[Dataset excerpt]
────────────────────────────────────────
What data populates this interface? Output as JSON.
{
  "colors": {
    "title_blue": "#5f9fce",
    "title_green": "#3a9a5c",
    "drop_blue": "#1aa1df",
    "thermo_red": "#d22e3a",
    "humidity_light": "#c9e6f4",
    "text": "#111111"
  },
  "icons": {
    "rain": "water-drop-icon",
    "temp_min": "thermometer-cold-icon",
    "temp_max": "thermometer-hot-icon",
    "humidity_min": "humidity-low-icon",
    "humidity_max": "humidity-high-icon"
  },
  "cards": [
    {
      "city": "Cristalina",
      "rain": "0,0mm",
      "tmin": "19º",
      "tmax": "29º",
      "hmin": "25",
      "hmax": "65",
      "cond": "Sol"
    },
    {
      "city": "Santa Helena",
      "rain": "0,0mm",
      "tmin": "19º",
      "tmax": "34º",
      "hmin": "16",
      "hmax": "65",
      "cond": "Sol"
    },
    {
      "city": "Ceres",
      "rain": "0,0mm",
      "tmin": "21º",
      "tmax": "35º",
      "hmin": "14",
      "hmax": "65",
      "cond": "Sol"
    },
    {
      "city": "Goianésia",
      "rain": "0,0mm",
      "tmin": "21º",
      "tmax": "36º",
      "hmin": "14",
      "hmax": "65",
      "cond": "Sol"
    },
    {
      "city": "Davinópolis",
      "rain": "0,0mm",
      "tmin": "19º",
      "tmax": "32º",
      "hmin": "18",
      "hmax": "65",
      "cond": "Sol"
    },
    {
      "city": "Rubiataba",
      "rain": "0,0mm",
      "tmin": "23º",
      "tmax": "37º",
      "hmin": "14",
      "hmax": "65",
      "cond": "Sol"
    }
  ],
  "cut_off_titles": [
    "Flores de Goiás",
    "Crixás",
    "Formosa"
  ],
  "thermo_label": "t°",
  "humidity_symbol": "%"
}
────────────────────────────────────────
- [Task prompt]
Using the data above, output each line exactly.

- [Written solution]
What data populates this interface? Output as JSON.
{
  "colors": {
    "title_blue": "#5f9fce",
    "title_green": "#3a9a5c",
    "drop_blue": "#1aa1df",
    "thermo_red": "#d22e3a",
    "humidity_light": "#c9e6f4",
    "text": "#111111"
  },
  "icons": {
    "rain": "water-drop-icon",
    "temp_min": "thermometer-cold-icon",
    "temp_max": "thermometer-hot-icon",
    "humidity_min": "humidity-low-icon",
    "humidity_max": "humidity-high-icon"
  },
  "cards": [
    {
      "city": "Cristalina",
      "rain": "0,0mm",
      "tmin": "19º",
      "tmax": "29º",
      "hmin": "25",
      "hmax": "65",
      "cond": "Sol"
    },
    {
      "city": "Santa Helena",
      "rain": "0,0mm",
      "tmin": "19º",
      "tmax": "34º",
      "hmin": "16",
      "hmax": "65",
      "cond": "Sol"
    },
    {
      "city": "Ceres",
      "rain": "0,0mm",
      "tmin": "21º",
      "tmax": "35º",
      "hmin": "14",
      "hmax": "65",
      "cond": "Sol"
    },
    {
      "city": "Goianésia",
      "rain": "0,0mm",
      "tmin": "21º",
      "tmax": "36º",
      "hmin": "14",
      "hmax": "65",
      "cond": "Sol"
    },
    {
      "city": "Davinópolis",
      "rain": "0,0mm",
      "tmin": "19º",
      "tmax": "32º",
      "hmin": "18",
      "hmax": "65",
      "cond": "Sol"
    },
    {
      "city": "Rubiataba",
      "rain": "0,0mm",
      "tmin": "23º",
      "tmax": "37º",
      "hmin": "14",
      "hmax": "65",
      "cond": "Sol"
    }
  ],
  "cut_off_titles": [
    "Flores de Goiás",
    "Crixás",
    "Formosa"
  ],
  "thermo_label": "t°",
  "humidity_symbol": "%"
}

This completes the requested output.